Dati forniti =>
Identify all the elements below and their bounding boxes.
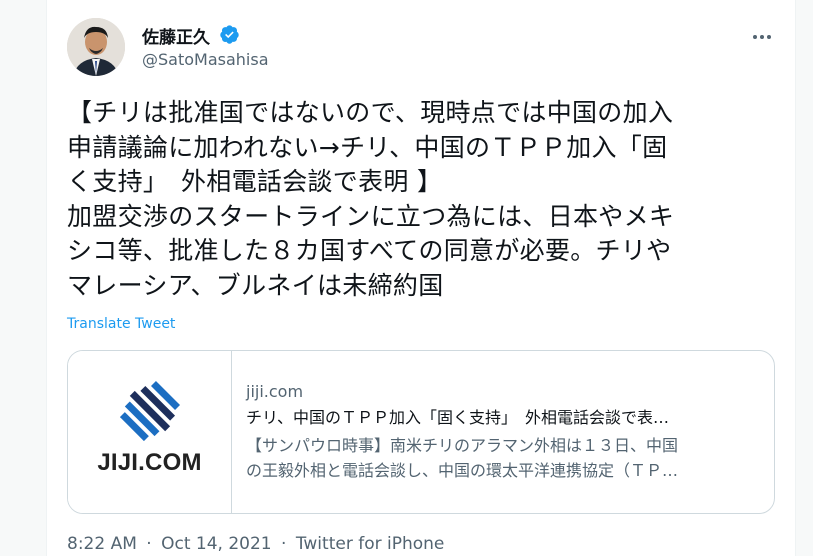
- tweet-date[interactable]: Oct 14, 2021: [161, 534, 272, 554]
- page: 佐藤正久 @SatoMasahisa 【チリは批准国ではないので、現時点では中国…: [0, 0, 813, 556]
- tweet-text-line: シコ等、批准した８カ国すべての同意が必要。チリや: [67, 236, 672, 265]
- tweet-time[interactable]: 8:22 AM: [67, 534, 137, 554]
- tweet-text-line: く支持」 外相電話会談で表明 】: [67, 167, 443, 196]
- more-horizontal-icon: [753, 35, 771, 39]
- separator-dot: ·: [146, 534, 152, 554]
- tweet-text-line: 加盟交渉のスタートラインに立つ為には、日本やメキ: [67, 201, 675, 231]
- link-domain: jiji.com: [246, 382, 304, 401]
- verified-badge-icon: [220, 25, 239, 44]
- translate-tweet-link[interactable]: Translate Tweet: [67, 316, 175, 332]
- jiji-logo-wordmark: JIJI.COM: [97, 449, 202, 476]
- link-description-line: 【サンパウロ時事】南米チリのアラマン外相は１３日、中国: [246, 436, 679, 455]
- avatar[interactable]: [67, 18, 125, 76]
- jiji-logo-icon: [120, 381, 180, 441]
- link-description-line: の王毅外相と電話会談し、中国の環太平洋連携協定（ＴＰ…: [246, 461, 679, 480]
- display-name[interactable]: 佐藤正久: [142, 23, 210, 48]
- link-thumbnail: JIJI.COM: [68, 351, 232, 513]
- avatar-photo: [67, 18, 125, 76]
- separator-dot: ·: [281, 534, 287, 554]
- link-description: 【サンパウロ時事】南米チリのアラマン外相は１３日、中国 の王毅外相と電話会談し、…: [246, 433, 762, 483]
- tweet-text-line: マレーシア、ブルネイは未締約国: [67, 270, 444, 300]
- tweet-text-line: 【チリは批准国ではないので、現時点では中国の加入: [67, 98, 674, 127]
- author-handle[interactable]: @SatoMasahisa: [142, 50, 269, 69]
- more-options-button[interactable]: [745, 26, 779, 48]
- link-card-body: jiji.com チリ、中国のＴＰＰ加入「固く支持」 外相電話会談で表… 【サン…: [246, 381, 762, 483]
- tweet-card: 佐藤正久 @SatoMasahisa 【チリは批准国ではないので、現時点では中国…: [46, 0, 796, 556]
- link-preview-card[interactable]: JIJI.COM jiji.com チリ、中国のＴＰＰ加入「固く支持」 外相電話…: [67, 350, 775, 514]
- tweet-text-line: 申請議論に加われない→チリ、中国のＴＰＰ加入「固: [67, 132, 668, 162]
- link-title: チリ、中国のＴＰＰ加入「固く支持」 外相電話会談で表…: [246, 408, 670, 427]
- tweet-timestamp: 8:22 AM · Oct 14, 2021 · Twitter for iPh…: [67, 534, 444, 554]
- tweet-text: 【チリは批准国ではないので、現時点では中国の加入 申請議論に加われない→チリ、中…: [67, 96, 767, 303]
- tweet-source[interactable]: Twitter for iPhone: [296, 534, 445, 554]
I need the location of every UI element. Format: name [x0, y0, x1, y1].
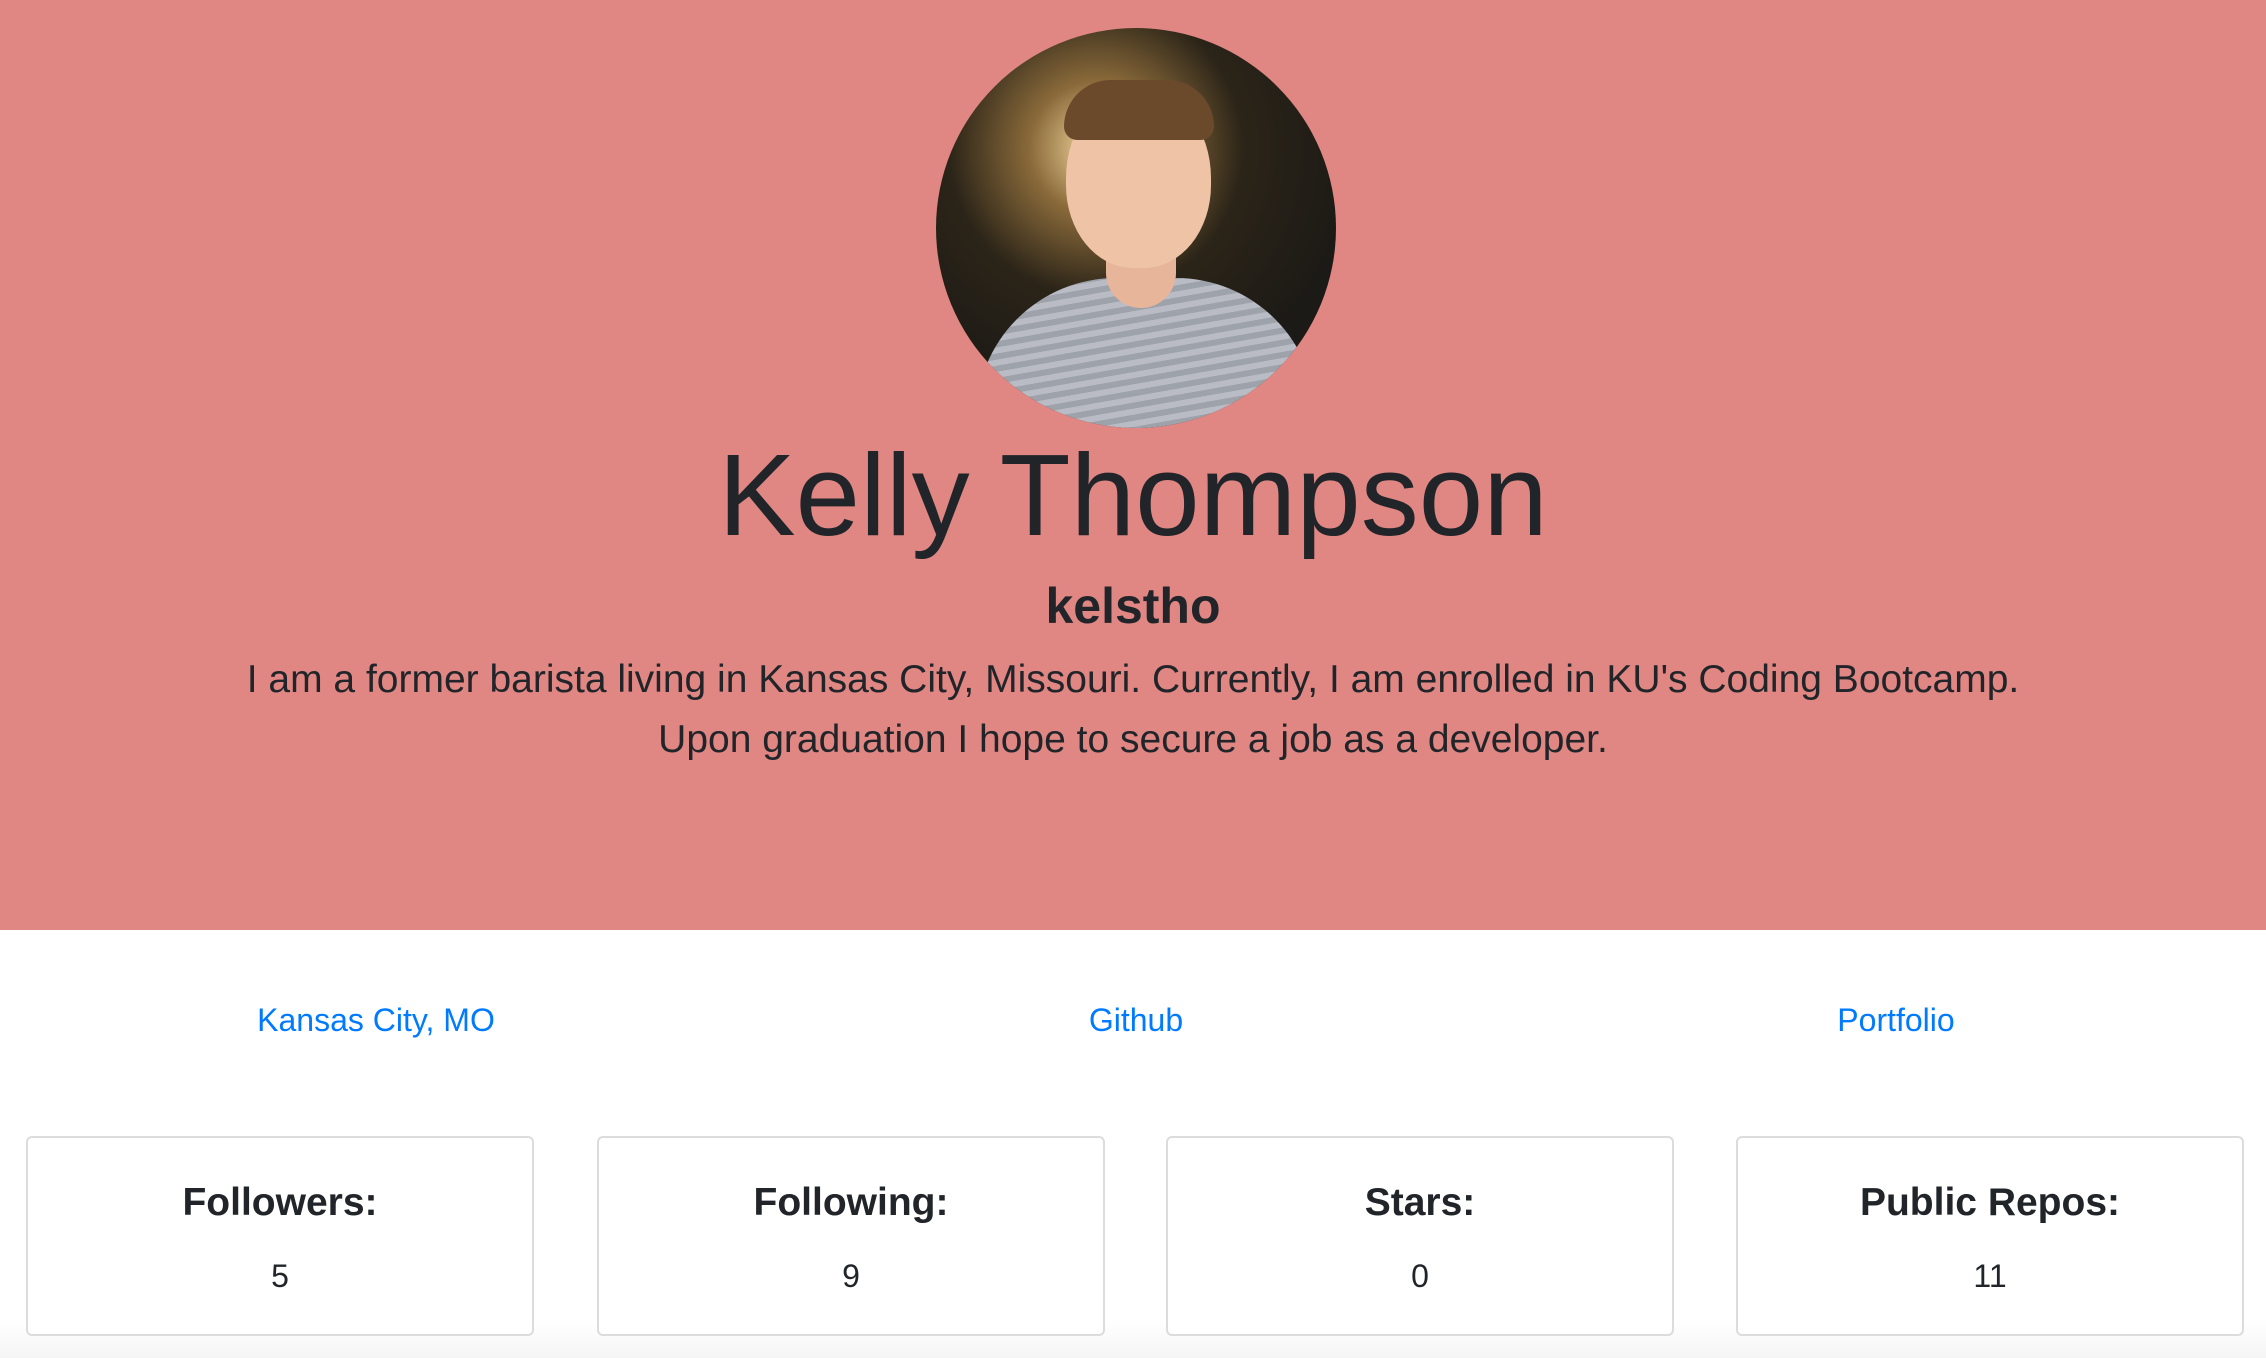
profile-name: Kelly Thompson	[718, 430, 1548, 560]
stat-card-followers: Followers: 5	[26, 1136, 534, 1336]
stat-value: 0	[1411, 1258, 1429, 1294]
stat-label: Followers:	[182, 1181, 378, 1224]
portfolio-link[interactable]: Portfolio	[1596, 995, 2196, 1045]
stat-value: 9	[842, 1258, 860, 1294]
stat-label: Following:	[753, 1181, 949, 1224]
stat-card-following: Following: 9	[597, 1136, 1105, 1336]
stat-label: Stars:	[1364, 1181, 1476, 1224]
github-link[interactable]: Github	[836, 995, 1436, 1045]
profile-header: Kelly Thompson kelstho I am a former bar…	[0, 0, 2266, 930]
stat-card-public-repos: Public Repos: 11	[1736, 1136, 2244, 1336]
stat-card-stars: Stars: 0	[1166, 1136, 1674, 1336]
stat-value: 5	[271, 1258, 289, 1294]
stat-value: 11	[1973, 1258, 2007, 1294]
profile-bio: I am a former barista living in Kansas C…	[246, 658, 2020, 761]
stat-label: Public Repos:	[1859, 1181, 2121, 1224]
location-link[interactable]: Kansas City, MO	[76, 995, 676, 1045]
profile-links: Kansas City, MO Github Portfolio	[0, 995, 2266, 1045]
profile-username: kelstho	[1045, 578, 1221, 634]
avatar-hair	[1064, 80, 1214, 140]
profile-avatar	[936, 28, 1336, 428]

Esercizio assegnato => Puoi modificare tutte le voci qui sopra sostituendo ovunque "stat-value" con "stat-number", senza cambiare nient'altro e omettendo le immagini dalla risposta?

Risultato dell'esercizio =>
Identify all the elements below and their bounding boxes.
- tweet-date[interactable]: Oct 14, 2021: [161, 534, 272, 554]
- page: 佐藤正久 @SatoMasahisa 【チリは批准国ではないので、現時点では中国…: [0, 0, 813, 556]
- tweet-text-line: シコ等、批准した８カ国すべての同意が必要。チリや: [67, 236, 672, 265]
- tweet-time[interactable]: 8:22 AM: [67, 534, 137, 554]
- tweet-text-line: く支持」 外相電話会談で表明 】: [67, 167, 443, 196]
- more-horizontal-icon: [753, 35, 771, 39]
- separator-dot: ·: [146, 534, 152, 554]
- tweet-text-line: 加盟交渉のスタートラインに立つ為には、日本やメキ: [67, 201, 675, 231]
- link-domain: jiji.com: [246, 382, 304, 401]
- verified-badge-icon: [220, 25, 239, 44]
- translate-tweet-link[interactable]: Translate Tweet: [67, 316, 175, 332]
- jiji-logo-wordmark: JIJI.COM: [97, 449, 202, 476]
- link-description-line: 【サンパウロ時事】南米チリのアラマン外相は１３日、中国: [246, 436, 679, 455]
- avatar[interactable]: [67, 18, 125, 76]
- jiji-logo-icon: [120, 381, 180, 441]
- link-description-line: の王毅外相と電話会談し、中国の環太平洋連携協定（ＴＰ…: [246, 461, 679, 480]
- display-name[interactable]: 佐藤正久: [142, 23, 210, 48]
- link-thumbnail: JIJI.COM: [68, 351, 232, 513]
- avatar-photo: [67, 18, 125, 76]
- separator-dot: ·: [281, 534, 287, 554]
- link-description: 【サンパウロ時事】南米チリのアラマン外相は１３日、中国 の王毅外相と電話会談し、…: [246, 433, 762, 483]
- tweet-text-line: マレーシア、ブルネイは未締約国: [67, 270, 444, 300]
- tweet-text-line: 【チリは批准国ではないので、現時点では中国の加入: [67, 98, 674, 127]
- author-handle[interactable]: @SatoMasahisa: [142, 50, 269, 69]
- more-options-button[interactable]: [745, 26, 779, 48]
- link-card-body: jiji.com チリ、中国のＴＰＰ加入「固く支持」 外相電話会談で表… 【サン…: [246, 381, 762, 483]
- tweet-card: 佐藤正久 @SatoMasahisa 【チリは批准国ではないので、現時点では中国…: [46, 0, 796, 556]
- link-preview-card[interactable]: JIJI.COM jiji.com チリ、中国のＴＰＰ加入「固く支持」 外相電話…: [67, 350, 775, 514]
- tweet-text-line: 申請議論に加われない→チリ、中国のＴＰＰ加入「固: [67, 132, 668, 162]
- link-title: チリ、中国のＴＰＰ加入「固く支持」 外相電話会談で表…: [246, 408, 670, 427]
- tweet-timestamp: 8:22 AM · Oct 14, 2021 · Twitter for iPh…: [67, 534, 444, 554]
- tweet-text: 【チリは批准国ではないので、現時点では中国の加入 申請議論に加われない→チリ、中…: [67, 96, 767, 303]
- tweet-source[interactable]: Twitter for iPhone: [296, 534, 445, 554]
I need the location of every UI element. Format: name [x0, y0, x1, y1].
profile-name: Kelly Thompson	[718, 430, 1548, 560]
stat-card-followers: Followers: 5	[26, 1136, 534, 1336]
stat-number: 0	[1411, 1258, 1429, 1294]
stat-label: Followers:	[182, 1181, 378, 1224]
portfolio-link[interactable]: Portfolio	[1596, 995, 2196, 1045]
stat-number: 9	[842, 1258, 860, 1294]
stat-label: Following:	[753, 1181, 949, 1224]
stat-card-following: Following: 9	[597, 1136, 1105, 1336]
stat-label: Stars:	[1364, 1181, 1476, 1224]
github-link[interactable]: Github	[836, 995, 1436, 1045]
profile-header: Kelly Thompson kelstho I am a former bar…	[0, 0, 2266, 930]
stat-card-public-repos: Public Repos: 11	[1736, 1136, 2244, 1336]
stat-card-stars: Stars: 0	[1166, 1136, 1674, 1336]
stat-number: 5	[271, 1258, 289, 1294]
stat-number: 11	[1973, 1258, 2007, 1294]
profile-bio: I am a former barista living in Kansas C…	[246, 658, 2020, 761]
stat-label: Public Repos:	[1859, 1181, 2121, 1224]
location-link[interactable]: Kansas City, MO	[76, 995, 676, 1045]
profile-links: Kansas City, MO Github Portfolio	[0, 995, 2266, 1045]
profile-username: kelstho	[1045, 578, 1221, 634]
avatar-hair	[1064, 80, 1214, 140]
profile-avatar	[936, 28, 1336, 428]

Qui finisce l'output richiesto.